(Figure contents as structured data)

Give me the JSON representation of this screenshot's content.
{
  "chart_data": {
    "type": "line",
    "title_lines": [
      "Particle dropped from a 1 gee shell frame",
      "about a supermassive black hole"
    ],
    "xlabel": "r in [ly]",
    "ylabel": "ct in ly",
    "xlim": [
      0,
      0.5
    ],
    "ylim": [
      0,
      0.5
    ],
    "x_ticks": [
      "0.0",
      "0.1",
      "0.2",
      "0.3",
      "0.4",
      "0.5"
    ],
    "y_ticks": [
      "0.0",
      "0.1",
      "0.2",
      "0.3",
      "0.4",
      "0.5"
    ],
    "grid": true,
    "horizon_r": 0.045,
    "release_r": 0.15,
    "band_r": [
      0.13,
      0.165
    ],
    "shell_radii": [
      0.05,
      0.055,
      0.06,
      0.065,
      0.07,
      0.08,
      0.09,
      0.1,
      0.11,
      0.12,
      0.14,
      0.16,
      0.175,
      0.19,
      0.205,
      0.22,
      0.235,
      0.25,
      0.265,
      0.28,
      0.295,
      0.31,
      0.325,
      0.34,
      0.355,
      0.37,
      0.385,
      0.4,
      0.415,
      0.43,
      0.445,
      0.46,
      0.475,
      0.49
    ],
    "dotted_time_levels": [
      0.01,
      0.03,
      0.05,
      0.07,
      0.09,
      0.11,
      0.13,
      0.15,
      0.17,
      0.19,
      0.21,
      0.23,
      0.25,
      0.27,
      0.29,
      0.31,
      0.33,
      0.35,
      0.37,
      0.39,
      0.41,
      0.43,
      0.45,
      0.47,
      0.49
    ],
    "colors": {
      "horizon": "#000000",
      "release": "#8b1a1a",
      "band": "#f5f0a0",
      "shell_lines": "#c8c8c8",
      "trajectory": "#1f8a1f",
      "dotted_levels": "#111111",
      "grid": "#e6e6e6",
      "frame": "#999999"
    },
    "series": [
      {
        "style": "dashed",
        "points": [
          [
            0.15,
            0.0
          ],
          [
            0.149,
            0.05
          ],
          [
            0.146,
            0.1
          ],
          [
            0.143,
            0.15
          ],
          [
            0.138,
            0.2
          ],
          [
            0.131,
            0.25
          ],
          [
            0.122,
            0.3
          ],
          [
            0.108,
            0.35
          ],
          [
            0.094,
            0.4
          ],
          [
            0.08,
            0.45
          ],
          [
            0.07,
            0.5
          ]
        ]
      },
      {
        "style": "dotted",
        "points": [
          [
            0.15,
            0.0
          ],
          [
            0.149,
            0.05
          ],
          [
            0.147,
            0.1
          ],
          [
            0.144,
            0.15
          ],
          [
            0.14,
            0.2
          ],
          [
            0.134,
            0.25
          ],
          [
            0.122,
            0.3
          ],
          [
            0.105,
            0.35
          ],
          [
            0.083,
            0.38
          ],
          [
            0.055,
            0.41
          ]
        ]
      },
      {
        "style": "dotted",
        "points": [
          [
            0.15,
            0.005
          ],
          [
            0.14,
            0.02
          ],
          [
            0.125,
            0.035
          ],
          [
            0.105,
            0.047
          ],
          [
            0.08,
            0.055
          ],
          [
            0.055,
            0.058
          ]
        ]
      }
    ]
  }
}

# WRITTEN EXERCISE
Everything in the listing above should be restated exactly.

# FINAL RESULT
Give me the JSON representation of this screenshot's content.
{
  "chart_data": {
    "type": "line",
    "title_lines": [
      "Particle dropped from a 1 gee shell frame",
      "about a supermassive black hole"
    ],
    "xlabel": "r in [ly]",
    "ylabel": "ct in ly",
    "xlim": [
      0,
      0.5
    ],
    "ylim": [
      0,
      0.5
    ],
    "x_ticks": [
      "0.0",
      "0.1",
      "0.2",
      "0.3",
      "0.4",
      "0.5"
    ],
    "y_ticks": [
      "0.0",
      "0.1",
      "0.2",
      "0.3",
      "0.4",
      "0.5"
    ],
    "grid": true,
    "horizon_r": 0.045,
    "release_r": 0.15,
    "band_r": [
      0.13,
      0.165
    ],
    "shell_radii": [
      0.05,
      0.055,
      0.06,
      0.065,
      0.07,
      0.08,
      0.09,
      0.1,
      0.11,
      0.12,
      0.14,
      0.16,
      0.175,
      0.19,
      0.205,
      0.22,
      0.235,
      0.25,
      0.265,
      0.28,
      0.295,
      0.31,
      0.325,
      0.34,
      0.355,
      0.37,
      0.385,
      0.4,
      0.415,
      0.43,
      0.445,
      0.46,
      0.475,
      0.49
    ],
    "dotted_time_levels": [
      0.01,
      0.03,
      0.05,
      0.07,
      0.09,
      0.11,
      0.13,
      0.15,
      0.17,
      0.19,
      0.21,
      0.23,
      0.25,
      0.27,
      0.29,
      0.31,
      0.33,
      0.35,
      0.37,
      0.39,
      0.41,
      0.43,
      0.45,
      0.47,
      0.49
    ],
    "colors": {
      "horizon": "#000000",
      "release": "#8b1a1a",
      "band": "#f5f0a0",
      "shell_lines": "#c8c8c8",
      "trajectory": "#1f8a1f",
      "dotted_levels": "#111111",
      "grid": "#e6e6e6",
      "frame": "#999999"
    },
    "series": [
      {
        "style": "dashed",
        "points": [
          [
            0.15,
            0.0
          ],
          [
            0.149,
            0.05
          ],
          [
            0.146,
            0.1
          ],
          [
            0.143,
            0.15
          ],
          [
            0.138,
            0.2
          ],
          [
            0.131,
            0.25
          ],
          [
            0.122,
            0.3
          ],
          [
            0.108,
            0.35
          ],
          [
            0.094,
            0.4
          ],
          [
            0.08,
            0.45
          ],
          [
            0.07,
            0.5
          ]
        ]
      },
      {
        "style": "dotted",
        "points": [
          [
            0.15,
            0.0
          ],
          [
            0.149,
            0.05
          ],
          [
            0.147,
            0.1
          ],
          [
            0.144,
            0.15
          ],
          [
            0.14,
            0.2
          ],
          [
            0.134,
            0.25
          ],
          [
            0.122,
            0.3
          ],
          [
            0.105,
            0.35
          ],
          [
            0.083,
            0.38
          ],
          [
            0.055,
            0.41
          ]
        ]
      },
      {
        "style": "dotted",
        "points": [
          [
            0.15,
            0.005
          ],
          [
            0.14,
            0.02
          ],
          [
            0.125,
            0.035
          ],
          [
            0.105,
            0.047
          ],
          [
            0.08,
            0.055
          ],
          [
            0.055,
            0.058
          ]
        ]
      }
    ]
  }
}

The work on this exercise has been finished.